REQUIREMENT: Go through the lines below. Copy those with "action".

PROVIDED ENTRIES:
──────────────────────────────

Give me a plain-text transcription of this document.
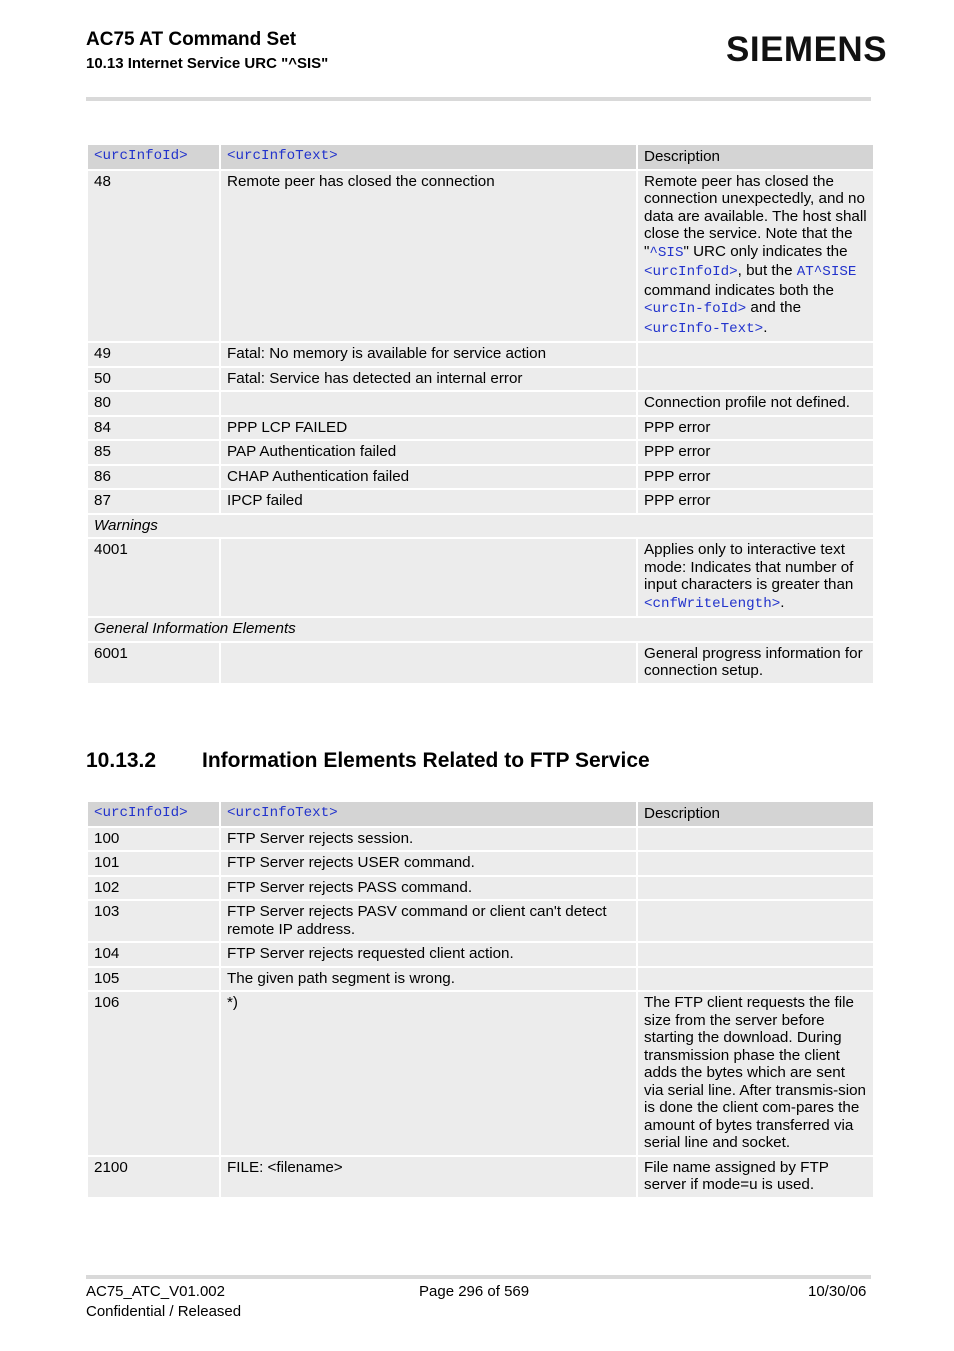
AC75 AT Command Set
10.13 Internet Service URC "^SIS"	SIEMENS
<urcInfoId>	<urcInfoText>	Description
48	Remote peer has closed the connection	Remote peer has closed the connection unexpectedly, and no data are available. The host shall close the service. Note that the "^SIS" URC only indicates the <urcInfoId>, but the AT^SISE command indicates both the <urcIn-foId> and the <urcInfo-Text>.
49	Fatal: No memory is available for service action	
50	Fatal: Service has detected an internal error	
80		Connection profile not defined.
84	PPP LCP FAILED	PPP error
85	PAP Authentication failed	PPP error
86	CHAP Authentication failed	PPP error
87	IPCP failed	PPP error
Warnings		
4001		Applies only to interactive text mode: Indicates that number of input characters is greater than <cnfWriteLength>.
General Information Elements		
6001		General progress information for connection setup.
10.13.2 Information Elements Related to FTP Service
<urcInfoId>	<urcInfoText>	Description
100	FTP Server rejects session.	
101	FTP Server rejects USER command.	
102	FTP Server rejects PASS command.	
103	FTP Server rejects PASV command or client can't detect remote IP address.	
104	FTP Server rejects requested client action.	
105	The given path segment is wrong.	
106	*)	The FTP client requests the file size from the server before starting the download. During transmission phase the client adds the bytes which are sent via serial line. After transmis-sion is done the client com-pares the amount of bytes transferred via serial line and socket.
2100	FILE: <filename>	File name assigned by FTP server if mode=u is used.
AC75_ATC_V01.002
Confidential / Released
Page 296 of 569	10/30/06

──────────────────────────────

RESPONSE TO THIS TASK:
49	Fatal: No memory is available for service action	
104	FTP Server rejects requested client action.	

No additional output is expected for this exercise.